**GOAL:**
Pick out each line with the word "source" from the material that follows.

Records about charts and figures
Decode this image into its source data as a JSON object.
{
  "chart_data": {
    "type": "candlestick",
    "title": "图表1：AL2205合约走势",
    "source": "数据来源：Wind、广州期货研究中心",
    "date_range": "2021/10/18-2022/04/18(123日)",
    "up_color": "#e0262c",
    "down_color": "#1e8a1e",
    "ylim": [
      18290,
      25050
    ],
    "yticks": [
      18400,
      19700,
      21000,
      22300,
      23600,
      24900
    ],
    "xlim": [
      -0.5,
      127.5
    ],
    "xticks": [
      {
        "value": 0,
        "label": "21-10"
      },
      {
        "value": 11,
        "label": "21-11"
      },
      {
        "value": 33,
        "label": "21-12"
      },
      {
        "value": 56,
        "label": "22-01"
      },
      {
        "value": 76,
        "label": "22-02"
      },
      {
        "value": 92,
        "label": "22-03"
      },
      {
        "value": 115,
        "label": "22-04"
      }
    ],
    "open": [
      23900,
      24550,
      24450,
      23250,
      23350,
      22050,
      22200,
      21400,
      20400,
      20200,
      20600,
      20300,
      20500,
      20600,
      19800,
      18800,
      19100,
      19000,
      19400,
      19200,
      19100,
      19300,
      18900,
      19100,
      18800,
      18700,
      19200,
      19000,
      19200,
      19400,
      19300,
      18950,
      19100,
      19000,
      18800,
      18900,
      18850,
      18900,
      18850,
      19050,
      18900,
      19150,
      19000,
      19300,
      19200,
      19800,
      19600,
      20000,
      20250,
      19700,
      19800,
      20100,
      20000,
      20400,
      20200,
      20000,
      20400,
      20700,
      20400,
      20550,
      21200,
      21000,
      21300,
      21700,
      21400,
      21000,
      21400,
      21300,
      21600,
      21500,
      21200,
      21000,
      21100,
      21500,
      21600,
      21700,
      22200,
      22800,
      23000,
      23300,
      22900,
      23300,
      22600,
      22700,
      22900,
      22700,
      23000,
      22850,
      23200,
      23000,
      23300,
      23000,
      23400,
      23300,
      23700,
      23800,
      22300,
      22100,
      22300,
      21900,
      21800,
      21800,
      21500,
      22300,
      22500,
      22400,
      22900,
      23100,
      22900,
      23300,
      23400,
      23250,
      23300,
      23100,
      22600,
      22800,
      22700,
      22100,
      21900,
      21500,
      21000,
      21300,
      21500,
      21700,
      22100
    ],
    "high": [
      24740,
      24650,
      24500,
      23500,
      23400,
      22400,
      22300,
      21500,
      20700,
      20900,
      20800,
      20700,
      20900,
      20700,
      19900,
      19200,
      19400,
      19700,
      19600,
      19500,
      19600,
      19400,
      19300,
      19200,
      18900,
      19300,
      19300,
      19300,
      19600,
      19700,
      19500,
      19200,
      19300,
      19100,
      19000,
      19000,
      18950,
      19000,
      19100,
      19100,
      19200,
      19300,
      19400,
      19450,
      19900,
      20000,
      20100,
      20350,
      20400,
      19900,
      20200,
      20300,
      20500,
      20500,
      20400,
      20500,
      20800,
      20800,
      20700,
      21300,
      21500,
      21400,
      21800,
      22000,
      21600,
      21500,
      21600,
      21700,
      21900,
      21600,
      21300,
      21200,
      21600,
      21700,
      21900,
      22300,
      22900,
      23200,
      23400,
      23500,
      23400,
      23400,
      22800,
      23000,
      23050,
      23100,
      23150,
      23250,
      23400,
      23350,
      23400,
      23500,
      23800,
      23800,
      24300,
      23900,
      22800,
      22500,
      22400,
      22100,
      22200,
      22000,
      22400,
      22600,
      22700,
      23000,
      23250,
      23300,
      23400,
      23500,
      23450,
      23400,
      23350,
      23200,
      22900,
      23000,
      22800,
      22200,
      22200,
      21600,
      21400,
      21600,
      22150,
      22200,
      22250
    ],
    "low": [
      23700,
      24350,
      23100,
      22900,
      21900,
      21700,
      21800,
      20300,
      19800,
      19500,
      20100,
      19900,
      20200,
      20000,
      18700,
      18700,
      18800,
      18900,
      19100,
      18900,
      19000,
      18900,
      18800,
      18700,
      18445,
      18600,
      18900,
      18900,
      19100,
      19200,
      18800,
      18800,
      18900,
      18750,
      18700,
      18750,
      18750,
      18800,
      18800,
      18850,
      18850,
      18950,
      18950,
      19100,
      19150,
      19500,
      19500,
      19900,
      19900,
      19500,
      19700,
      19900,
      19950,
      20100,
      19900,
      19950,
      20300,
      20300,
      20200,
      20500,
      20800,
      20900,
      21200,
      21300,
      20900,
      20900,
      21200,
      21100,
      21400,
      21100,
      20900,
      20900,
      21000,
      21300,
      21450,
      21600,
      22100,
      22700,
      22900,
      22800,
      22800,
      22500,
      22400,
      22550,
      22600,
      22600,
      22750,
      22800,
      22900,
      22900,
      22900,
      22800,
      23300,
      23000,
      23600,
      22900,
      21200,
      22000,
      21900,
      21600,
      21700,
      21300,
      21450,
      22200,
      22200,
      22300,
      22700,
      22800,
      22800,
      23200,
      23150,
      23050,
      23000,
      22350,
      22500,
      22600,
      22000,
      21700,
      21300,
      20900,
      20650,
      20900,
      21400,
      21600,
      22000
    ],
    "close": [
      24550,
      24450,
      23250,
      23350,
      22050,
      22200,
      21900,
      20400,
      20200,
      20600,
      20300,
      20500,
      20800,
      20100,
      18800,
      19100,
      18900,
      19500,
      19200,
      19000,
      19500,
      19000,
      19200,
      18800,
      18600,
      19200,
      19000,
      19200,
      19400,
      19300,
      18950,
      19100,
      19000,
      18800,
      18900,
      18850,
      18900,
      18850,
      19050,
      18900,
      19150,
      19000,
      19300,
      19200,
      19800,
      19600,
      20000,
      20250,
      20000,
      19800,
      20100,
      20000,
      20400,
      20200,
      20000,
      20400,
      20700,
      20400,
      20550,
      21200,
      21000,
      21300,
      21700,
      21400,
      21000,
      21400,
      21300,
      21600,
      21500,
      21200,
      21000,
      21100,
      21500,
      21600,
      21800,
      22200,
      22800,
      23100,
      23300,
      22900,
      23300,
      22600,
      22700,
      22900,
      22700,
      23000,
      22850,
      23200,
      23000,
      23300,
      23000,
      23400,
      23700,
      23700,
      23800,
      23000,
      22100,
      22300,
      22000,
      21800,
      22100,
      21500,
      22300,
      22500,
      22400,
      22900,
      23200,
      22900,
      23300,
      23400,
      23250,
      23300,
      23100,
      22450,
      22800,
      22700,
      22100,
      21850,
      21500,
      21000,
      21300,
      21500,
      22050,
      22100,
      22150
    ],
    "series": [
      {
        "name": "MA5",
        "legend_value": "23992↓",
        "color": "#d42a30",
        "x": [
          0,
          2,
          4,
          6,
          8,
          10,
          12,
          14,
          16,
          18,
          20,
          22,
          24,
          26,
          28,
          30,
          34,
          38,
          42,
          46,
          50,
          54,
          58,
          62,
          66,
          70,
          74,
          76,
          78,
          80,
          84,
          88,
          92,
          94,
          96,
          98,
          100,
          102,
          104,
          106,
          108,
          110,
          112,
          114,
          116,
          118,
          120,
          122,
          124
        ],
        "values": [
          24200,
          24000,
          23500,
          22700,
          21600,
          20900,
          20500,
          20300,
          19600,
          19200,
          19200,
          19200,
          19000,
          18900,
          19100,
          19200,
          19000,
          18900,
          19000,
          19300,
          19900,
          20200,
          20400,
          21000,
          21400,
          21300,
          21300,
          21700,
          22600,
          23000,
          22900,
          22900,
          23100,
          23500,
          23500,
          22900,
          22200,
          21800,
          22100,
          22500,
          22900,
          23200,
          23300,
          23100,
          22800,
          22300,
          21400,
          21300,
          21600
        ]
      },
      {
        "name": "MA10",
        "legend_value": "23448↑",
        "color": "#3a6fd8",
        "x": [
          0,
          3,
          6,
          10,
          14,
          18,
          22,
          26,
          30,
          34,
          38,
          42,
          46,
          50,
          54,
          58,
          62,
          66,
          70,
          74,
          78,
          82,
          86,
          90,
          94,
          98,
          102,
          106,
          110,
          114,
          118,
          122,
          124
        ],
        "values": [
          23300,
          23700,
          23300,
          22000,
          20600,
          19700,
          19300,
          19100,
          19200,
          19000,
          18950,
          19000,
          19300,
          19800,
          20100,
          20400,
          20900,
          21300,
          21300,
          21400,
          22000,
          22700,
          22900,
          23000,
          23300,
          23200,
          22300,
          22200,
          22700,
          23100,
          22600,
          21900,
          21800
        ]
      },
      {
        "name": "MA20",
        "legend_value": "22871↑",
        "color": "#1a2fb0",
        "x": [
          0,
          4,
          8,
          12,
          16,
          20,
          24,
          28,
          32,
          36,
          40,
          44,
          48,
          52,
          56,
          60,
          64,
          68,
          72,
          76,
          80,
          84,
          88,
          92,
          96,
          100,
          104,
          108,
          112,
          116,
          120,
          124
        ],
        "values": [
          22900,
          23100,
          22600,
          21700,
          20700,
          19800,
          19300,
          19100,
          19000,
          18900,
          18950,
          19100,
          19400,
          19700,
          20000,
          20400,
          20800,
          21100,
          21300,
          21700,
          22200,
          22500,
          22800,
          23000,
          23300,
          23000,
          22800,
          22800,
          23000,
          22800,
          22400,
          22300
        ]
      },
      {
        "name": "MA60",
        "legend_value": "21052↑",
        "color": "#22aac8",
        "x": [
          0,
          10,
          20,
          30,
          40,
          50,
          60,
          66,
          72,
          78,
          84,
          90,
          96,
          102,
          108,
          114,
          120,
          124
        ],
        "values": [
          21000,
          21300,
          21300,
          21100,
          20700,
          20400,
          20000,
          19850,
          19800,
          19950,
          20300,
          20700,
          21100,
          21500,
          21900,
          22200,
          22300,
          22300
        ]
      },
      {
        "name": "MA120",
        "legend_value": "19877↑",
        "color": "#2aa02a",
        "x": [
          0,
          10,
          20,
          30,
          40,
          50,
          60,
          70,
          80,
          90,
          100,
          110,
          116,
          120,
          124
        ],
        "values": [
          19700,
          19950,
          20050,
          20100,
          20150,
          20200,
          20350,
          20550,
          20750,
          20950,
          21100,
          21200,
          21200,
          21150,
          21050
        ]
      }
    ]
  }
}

**EXERCISE ANSWER:**
Decode this image into its source data as a JSON object.
    "source": "数据来源：Wind、广州期货研究中心",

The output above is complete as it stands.